--- BEGIN DATA SHOWN ---

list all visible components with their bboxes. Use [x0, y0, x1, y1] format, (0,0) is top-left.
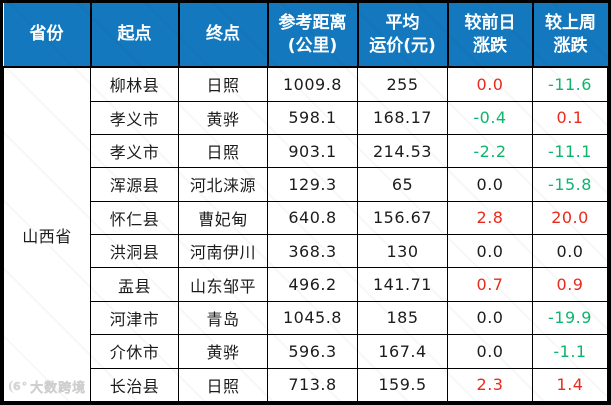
cell-day: -2.2 [447, 133, 533, 169]
cell-week: 20.0 [532, 200, 608, 236]
cell-dest: 黄骅 [178, 334, 268, 369]
cell-origin: 浑源县 [90, 167, 179, 202]
cell-day: 0.0 [447, 334, 533, 369]
cell-distance: 640.8 [267, 200, 358, 236]
header-line: 省份 [29, 24, 64, 45]
header-line: 运价(元) [369, 35, 436, 56]
cell-origin: 怀仁县 [90, 200, 179, 236]
header-row: 省份 起点 终点 参考距离 (公里) 平均 运价(元) 较前日 涨跌 较上周 涨跌 [3, 3, 608, 68]
cell-distance: 129.3 [267, 167, 358, 202]
province-cell: 山西省 [3, 66, 91, 402]
cell-origin: 介休市 [90, 334, 179, 369]
cell-price: 214.53 [357, 133, 448, 169]
header-line: 参考距离 [278, 12, 347, 33]
cell-price: 255 [357, 66, 448, 102]
cell-week: -19.9 [532, 300, 608, 336]
cell-week: -15.8 [532, 167, 608, 202]
cell-dest: 青岛 [178, 300, 268, 336]
header-col-1: 起点 [89, 3, 179, 68]
cell-distance: 496.2 [267, 267, 358, 302]
cell-price: 167.4 [357, 334, 448, 369]
cell-distance: 1045.8 [267, 300, 358, 336]
cell-week: 0.9 [532, 267, 608, 302]
header-col-4: 平均 运价(元) [356, 3, 448, 68]
cell-day: 0.0 [447, 234, 533, 269]
table-row: 洪洞县 河南伊川 368.3 130 0.0 0.0 [4, 234, 608, 269]
cell-dest: 日照 [178, 367, 268, 402]
cell-distance: 713.8 [267, 367, 358, 402]
header-line: 较上周 [545, 12, 596, 33]
table-row: 孝义市 黄骅 598.1 168.17 -0.4 0.1 [4, 100, 608, 135]
cell-day: 0.0 [447, 300, 533, 336]
cell-day: -0.4 [447, 100, 533, 135]
cell-distance: 596.3 [267, 334, 358, 369]
cell-price: 159.5 [357, 367, 448, 402]
table-row: 河津市 青岛 1045.8 185 0.0 -19.9 [4, 300, 608, 336]
cell-day: 2.8 [447, 200, 533, 236]
header-line: 涨跌 [553, 35, 588, 56]
header-line: 起点 [117, 24, 152, 45]
cell-origin: 柳林县 [90, 66, 179, 102]
cell-day: 0.7 [447, 267, 533, 302]
table-row: 长治县 日照 713.8 159.5 2.3 1.4 [4, 367, 608, 402]
cell-price: 185 [357, 300, 448, 336]
header-line: (公里) [287, 35, 338, 56]
cell-week: -1.1 [532, 334, 608, 369]
data-table: 省份 起点 终点 参考距离 (公里) 平均 运价(元) 较前日 涨跌 较上周 涨跌 山西省 柳林县 日照… [3, 3, 608, 402]
cell-origin: 盂县 [90, 267, 179, 302]
cell-origin: 长治县 [90, 367, 179, 402]
cell-distance: 903.1 [267, 133, 358, 169]
cell-day: 2.3 [447, 367, 533, 402]
cell-origin: 洪洞县 [90, 234, 179, 269]
table-row: 介休市 黄骅 596.3 167.4 0.0 -1.1 [4, 334, 608, 369]
cell-dest: 日照 [178, 66, 268, 102]
table-row: 孝义市 日照 903.1 214.53 -2.2 -11.1 [4, 133, 608, 169]
table-row: 怀仁县 曹妃甸 640.8 156.67 2.8 20.0 [4, 200, 608, 236]
cell-week: -11.6 [532, 66, 608, 102]
header-line: 终点 [206, 24, 240, 45]
cell-price: 141.71 [357, 267, 448, 302]
header-col-3: 参考距离 (公里) [266, 3, 358, 68]
header-line: 较前日 [464, 12, 516, 33]
cell-price: 130 [357, 234, 448, 269]
cell-price: 65 [357, 167, 448, 202]
header-line: 涨跌 [473, 35, 507, 56]
table-row: 盂县 山东邹平 496.2 141.71 0.7 0.9 [4, 267, 608, 302]
cell-week: 0.1 [532, 100, 608, 135]
table-row: 浑源县 河北涞源 129.3 65 0.0 -15.8 [4, 167, 608, 202]
cell-price: 168.17 [357, 100, 448, 135]
cell-dest: 山东邹平 [178, 267, 268, 302]
cell-distance: 598.1 [267, 100, 358, 135]
cell-week: 0.0 [532, 234, 608, 269]
cell-dest: 河南伊川 [178, 234, 268, 269]
cell-dest: 日照 [178, 133, 268, 169]
cell-dest: 曹妃甸 [178, 200, 268, 236]
header-col-6: 较上周 涨跌 [531, 3, 608, 68]
cell-dest: 黄骅 [178, 100, 268, 135]
cell-week: -11.1 [532, 133, 608, 169]
header-col-0: 省份 [3, 3, 91, 68]
cell-origin: 河津市 [90, 300, 179, 336]
cell-distance: 368.3 [267, 234, 358, 269]
header-line: 平均 [385, 12, 420, 33]
cell-origin: 孝义市 [90, 100, 179, 135]
cell-day: 0.0 [447, 66, 533, 102]
cell-origin: 孝义市 [90, 133, 179, 169]
table-row: 山西省 柳林县 日照 1009.8 255 0.0 -11.6 [3, 66, 608, 402]
table-body: 山西省 柳林县 日照 1009.8 255 0.0 -11.6 孝义市 黄骅 598.1 168.1… [3, 66, 608, 402]
cell-week: 1.4 [532, 367, 608, 402]
header-col-2: 终点 [177, 3, 268, 68]
cell-dest: 河北涞源 [178, 167, 268, 202]
header-col-5: 较前日 涨跌 [446, 3, 533, 68]
cell-price: 156.67 [357, 200, 448, 236]
cell-day: 0.0 [447, 167, 533, 202]
cell-distance: 1009.8 [267, 66, 358, 102]
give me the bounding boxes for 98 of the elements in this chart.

--- END DATA SHOWN ---

▶ _YOUR TASK_:
Write out all the records above again with "cell-dest" swapped for "cell-destination" everywhere, changing nothing else. Leave the pictures out.

▶ _SOLUTION FOR THIS EXERCISE_:
list all visible components with their bboxes. Use [x0, y0, x1, y1] format, (0,0) is top-left.
cell-day: -2.2 [447, 133, 533, 169]
cell-week: 20.0 [532, 200, 608, 236]
cell-destination: 黄骅 [178, 334, 268, 369]
cell-origin: 浑源县 [90, 167, 179, 202]
cell-day: 0.0 [447, 334, 533, 369]
cell-distance: 640.8 [267, 200, 358, 236]
header-line: 省份 [29, 24, 64, 45]
header-line: 运价(元) [369, 35, 436, 56]
cell-origin: 怀仁县 [90, 200, 179, 236]
header-row: 省份 起点 终点 参考距离 (公里) 平均 运价(元) 较前日 涨跌 较上周 涨跌 [3, 3, 608, 68]
cell-distance: 129.3 [267, 167, 358, 202]
province-cell: 山西省 [3, 66, 91, 402]
cell-origin: 介休市 [90, 334, 179, 369]
cell-price: 214.53 [357, 133, 448, 169]
header-line: 参考距离 [278, 12, 347, 33]
cell-price: 255 [357, 66, 448, 102]
cell-week: -19.9 [532, 300, 608, 336]
cell-week: -15.8 [532, 167, 608, 202]
cell-destination: 青岛 [178, 300, 268, 336]
header-col-1: 起点 [89, 3, 179, 68]
cell-distance: 496.2 [267, 267, 358, 302]
cell-price: 167.4 [357, 334, 448, 369]
cell-distance: 1045.8 [267, 300, 358, 336]
cell-week: 0.9 [532, 267, 608, 302]
header-col-4: 平均 运价(元) [356, 3, 448, 68]
cell-day: 0.0 [447, 234, 533, 269]
table-row: 洪洞县 河南伊川 368.3 130 0.0 0.0 [4, 234, 608, 269]
cell-destination: 日照 [178, 367, 268, 402]
cell-distance: 713.8 [267, 367, 358, 402]
header-line: 较上周 [545, 12, 596, 33]
table-row: 孝义市 黄骅 598.1 168.17 -0.4 0.1 [4, 100, 608, 135]
cell-day: 0.0 [447, 300, 533, 336]
cell-day: -0.4 [447, 100, 533, 135]
cell-distance: 596.3 [267, 334, 358, 369]
cell-price: 159.5 [357, 367, 448, 402]
table-row: 河津市 青岛 1045.8 185 0.0 -19.9 [4, 300, 608, 336]
cell-day: 2.8 [447, 200, 533, 236]
header-line: 涨跌 [553, 35, 588, 56]
header-line: 起点 [117, 24, 152, 45]
cell-origin: 柳林县 [90, 66, 179, 102]
cell-day: 0.7 [447, 267, 533, 302]
table-row: 长治县 日照 713.8 159.5 2.3 1.4 [4, 367, 608, 402]
cell-price: 185 [357, 300, 448, 336]
header-line: (公里) [287, 35, 338, 56]
cell-week: -1.1 [532, 334, 608, 369]
data-table: 省份 起点 终点 参考距离 (公里) 平均 运价(元) 较前日 涨跌 较上周 涨跌 山西省 柳林县 日照… [3, 3, 608, 402]
cell-origin: 盂县 [90, 267, 179, 302]
cell-origin: 长治县 [90, 367, 179, 402]
cell-distance: 903.1 [267, 133, 358, 169]
cell-day: 2.3 [447, 367, 533, 402]
cell-origin: 洪洞县 [90, 234, 179, 269]
table-row: 介休市 黄骅 596.3 167.4 0.0 -1.1 [4, 334, 608, 369]
cell-destination: 日照 [178, 66, 268, 102]
table-row: 孝义市 日照 903.1 214.53 -2.2 -11.1 [4, 133, 608, 169]
table-row: 怀仁县 曹妃甸 640.8 156.67 2.8 20.0 [4, 200, 608, 236]
cell-week: -11.6 [532, 66, 608, 102]
header-line: 终点 [206, 24, 240, 45]
cell-price: 141.71 [357, 267, 448, 302]
header-col-3: 参考距离 (公里) [266, 3, 358, 68]
header-line: 较前日 [464, 12, 516, 33]
cell-price: 130 [357, 234, 448, 269]
cell-price: 65 [357, 167, 448, 202]
header-line: 涨跌 [473, 35, 507, 56]
table-row: 盂县 山东邹平 496.2 141.71 0.7 0.9 [4, 267, 608, 302]
cell-week: 0.1 [532, 100, 608, 135]
table-row: 浑源县 河北涞源 129.3 65 0.0 -15.8 [4, 167, 608, 202]
cell-price: 168.17 [357, 100, 448, 135]
cell-destination: 山东邹平 [178, 267, 268, 302]
cell-distance: 598.1 [267, 100, 358, 135]
cell-week: 0.0 [532, 234, 608, 269]
cell-destination: 河南伊川 [178, 234, 268, 269]
cell-destination: 日照 [178, 133, 268, 169]
cell-destination: 曹妃甸 [178, 200, 268, 236]
header-col-6: 较上周 涨跌 [531, 3, 608, 68]
cell-destination: 黄骅 [178, 100, 268, 135]
cell-week: -11.1 [532, 133, 608, 169]
header-col-0: 省份 [3, 3, 91, 68]
cell-origin: 河津市 [90, 300, 179, 336]
cell-distance: 368.3 [267, 234, 358, 269]
header-line: 平均 [385, 12, 420, 33]
cell-origin: 孝义市 [90, 100, 179, 135]
cell-day: 0.0 [447, 66, 533, 102]
cell-origin: 孝义市 [90, 133, 179, 169]
table-row: 山西省 柳林县 日照 1009.8 255 0.0 -11.6 [3, 66, 608, 402]
table-body: 山西省 柳林县 日照 1009.8 255 0.0 -11.6 孝义市 黄骅 598.1 168.1… [3, 66, 608, 402]
cell-week: 1.4 [532, 367, 608, 402]
header-col-2: 终点 [177, 3, 268, 68]
cell-destination: 河北涞源 [178, 167, 268, 202]
header-col-5: 较前日 涨跌 [446, 3, 533, 68]
cell-price: 156.67 [357, 200, 448, 236]
cell-day: 0.0 [447, 167, 533, 202]
cell-distance: 1009.8 [267, 66, 358, 102]
give me the bounding boxes for 98 of the elements in this chart.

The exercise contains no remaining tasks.